§ Available data:
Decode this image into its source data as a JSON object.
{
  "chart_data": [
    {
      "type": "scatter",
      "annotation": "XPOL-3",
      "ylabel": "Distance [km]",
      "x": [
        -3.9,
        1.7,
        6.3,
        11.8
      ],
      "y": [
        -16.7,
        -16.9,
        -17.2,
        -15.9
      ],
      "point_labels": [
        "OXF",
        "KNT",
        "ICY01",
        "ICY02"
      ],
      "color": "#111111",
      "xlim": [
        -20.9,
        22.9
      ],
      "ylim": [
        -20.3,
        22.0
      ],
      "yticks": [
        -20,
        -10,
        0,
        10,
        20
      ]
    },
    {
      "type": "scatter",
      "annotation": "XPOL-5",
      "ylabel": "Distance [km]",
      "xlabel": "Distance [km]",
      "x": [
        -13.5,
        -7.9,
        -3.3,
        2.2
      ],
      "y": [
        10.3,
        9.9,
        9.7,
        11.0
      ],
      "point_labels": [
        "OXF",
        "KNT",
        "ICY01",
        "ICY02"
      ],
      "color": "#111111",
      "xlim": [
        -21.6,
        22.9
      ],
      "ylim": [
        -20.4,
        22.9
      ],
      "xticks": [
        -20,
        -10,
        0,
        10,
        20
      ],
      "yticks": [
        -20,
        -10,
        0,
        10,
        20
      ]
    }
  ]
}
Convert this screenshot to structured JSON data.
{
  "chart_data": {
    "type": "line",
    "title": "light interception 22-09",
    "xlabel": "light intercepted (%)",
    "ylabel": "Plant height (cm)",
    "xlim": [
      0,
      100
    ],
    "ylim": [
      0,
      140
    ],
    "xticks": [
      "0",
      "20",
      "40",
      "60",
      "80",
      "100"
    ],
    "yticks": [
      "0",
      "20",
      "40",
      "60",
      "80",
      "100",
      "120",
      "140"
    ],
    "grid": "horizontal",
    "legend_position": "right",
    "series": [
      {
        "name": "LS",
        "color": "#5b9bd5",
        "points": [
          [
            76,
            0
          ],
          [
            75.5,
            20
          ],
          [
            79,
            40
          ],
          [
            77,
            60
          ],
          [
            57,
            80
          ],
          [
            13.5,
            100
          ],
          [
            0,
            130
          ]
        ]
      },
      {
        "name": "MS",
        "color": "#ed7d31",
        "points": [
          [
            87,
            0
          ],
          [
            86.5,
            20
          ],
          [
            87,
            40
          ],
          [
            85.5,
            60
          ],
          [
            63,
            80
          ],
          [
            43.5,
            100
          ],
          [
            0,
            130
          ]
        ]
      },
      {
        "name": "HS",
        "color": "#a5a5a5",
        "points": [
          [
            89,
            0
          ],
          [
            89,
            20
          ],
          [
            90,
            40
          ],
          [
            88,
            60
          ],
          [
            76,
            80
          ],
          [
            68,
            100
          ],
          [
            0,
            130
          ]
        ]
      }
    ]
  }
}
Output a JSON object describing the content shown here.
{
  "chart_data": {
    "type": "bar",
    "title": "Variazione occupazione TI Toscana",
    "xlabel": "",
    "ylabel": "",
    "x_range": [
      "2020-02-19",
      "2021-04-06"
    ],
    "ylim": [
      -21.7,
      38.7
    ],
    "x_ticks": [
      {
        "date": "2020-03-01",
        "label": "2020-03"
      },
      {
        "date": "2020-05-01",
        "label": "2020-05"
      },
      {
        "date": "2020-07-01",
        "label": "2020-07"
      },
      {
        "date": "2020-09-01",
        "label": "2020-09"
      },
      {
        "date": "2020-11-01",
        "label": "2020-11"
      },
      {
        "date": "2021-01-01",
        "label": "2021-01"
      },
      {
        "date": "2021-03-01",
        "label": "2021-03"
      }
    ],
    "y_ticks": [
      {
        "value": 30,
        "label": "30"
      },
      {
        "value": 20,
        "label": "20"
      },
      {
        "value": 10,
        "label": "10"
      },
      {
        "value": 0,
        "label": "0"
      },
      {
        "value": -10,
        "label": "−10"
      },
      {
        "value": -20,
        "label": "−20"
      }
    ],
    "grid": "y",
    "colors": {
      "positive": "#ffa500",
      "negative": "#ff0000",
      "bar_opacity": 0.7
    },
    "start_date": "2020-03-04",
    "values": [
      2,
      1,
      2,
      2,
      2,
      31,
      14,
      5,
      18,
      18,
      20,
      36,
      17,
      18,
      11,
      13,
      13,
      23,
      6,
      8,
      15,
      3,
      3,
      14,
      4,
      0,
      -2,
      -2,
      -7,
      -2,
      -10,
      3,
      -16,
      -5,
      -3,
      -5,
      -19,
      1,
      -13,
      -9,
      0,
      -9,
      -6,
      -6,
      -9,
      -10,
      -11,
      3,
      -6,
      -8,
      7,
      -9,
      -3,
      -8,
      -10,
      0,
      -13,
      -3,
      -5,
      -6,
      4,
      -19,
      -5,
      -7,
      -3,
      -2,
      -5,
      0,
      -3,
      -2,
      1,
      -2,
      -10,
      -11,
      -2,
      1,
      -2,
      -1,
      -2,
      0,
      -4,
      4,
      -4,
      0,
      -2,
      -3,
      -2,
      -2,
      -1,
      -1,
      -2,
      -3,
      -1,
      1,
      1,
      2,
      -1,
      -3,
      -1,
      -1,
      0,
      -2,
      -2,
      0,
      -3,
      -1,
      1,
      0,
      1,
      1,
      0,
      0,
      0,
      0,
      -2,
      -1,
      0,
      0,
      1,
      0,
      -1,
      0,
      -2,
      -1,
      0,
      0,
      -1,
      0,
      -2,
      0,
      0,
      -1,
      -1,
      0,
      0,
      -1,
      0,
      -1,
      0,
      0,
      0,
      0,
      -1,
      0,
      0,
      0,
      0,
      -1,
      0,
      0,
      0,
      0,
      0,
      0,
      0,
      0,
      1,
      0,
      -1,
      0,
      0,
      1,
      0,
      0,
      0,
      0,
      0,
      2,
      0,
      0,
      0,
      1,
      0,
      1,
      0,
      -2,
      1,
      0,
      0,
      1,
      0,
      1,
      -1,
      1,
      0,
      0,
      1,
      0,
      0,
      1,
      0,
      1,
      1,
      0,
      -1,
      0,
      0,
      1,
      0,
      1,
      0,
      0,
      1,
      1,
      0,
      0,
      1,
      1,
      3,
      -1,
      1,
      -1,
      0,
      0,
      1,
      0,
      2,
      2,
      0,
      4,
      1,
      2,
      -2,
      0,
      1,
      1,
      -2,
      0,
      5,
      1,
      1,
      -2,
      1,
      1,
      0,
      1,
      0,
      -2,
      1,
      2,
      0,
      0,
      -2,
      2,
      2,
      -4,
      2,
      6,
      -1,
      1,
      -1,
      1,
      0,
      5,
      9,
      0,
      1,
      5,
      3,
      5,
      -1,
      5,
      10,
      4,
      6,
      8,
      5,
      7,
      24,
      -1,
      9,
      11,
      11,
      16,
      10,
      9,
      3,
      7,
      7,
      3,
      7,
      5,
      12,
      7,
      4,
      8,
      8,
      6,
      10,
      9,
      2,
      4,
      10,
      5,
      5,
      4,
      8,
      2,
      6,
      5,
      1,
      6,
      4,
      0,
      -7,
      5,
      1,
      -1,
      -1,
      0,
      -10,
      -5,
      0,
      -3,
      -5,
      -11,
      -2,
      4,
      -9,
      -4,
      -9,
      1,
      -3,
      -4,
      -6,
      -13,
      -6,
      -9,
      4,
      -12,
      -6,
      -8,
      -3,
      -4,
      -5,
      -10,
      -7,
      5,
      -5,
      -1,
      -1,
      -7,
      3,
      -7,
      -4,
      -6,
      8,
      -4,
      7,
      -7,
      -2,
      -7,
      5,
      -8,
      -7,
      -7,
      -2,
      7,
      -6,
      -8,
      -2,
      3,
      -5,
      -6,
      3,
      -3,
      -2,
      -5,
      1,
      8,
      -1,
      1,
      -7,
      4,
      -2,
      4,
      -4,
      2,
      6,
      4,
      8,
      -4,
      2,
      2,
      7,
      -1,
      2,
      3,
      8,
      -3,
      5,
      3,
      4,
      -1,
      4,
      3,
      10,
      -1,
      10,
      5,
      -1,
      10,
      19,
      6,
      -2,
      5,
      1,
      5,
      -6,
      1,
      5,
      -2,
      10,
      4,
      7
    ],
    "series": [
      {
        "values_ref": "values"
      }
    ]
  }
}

§ Description of the task:
Gather every line from the entries above where the word "object" appears, and copy them.

§ Exercise output:
Decode this image into its source data as a JSON object.
Output a JSON object describing the content shown here.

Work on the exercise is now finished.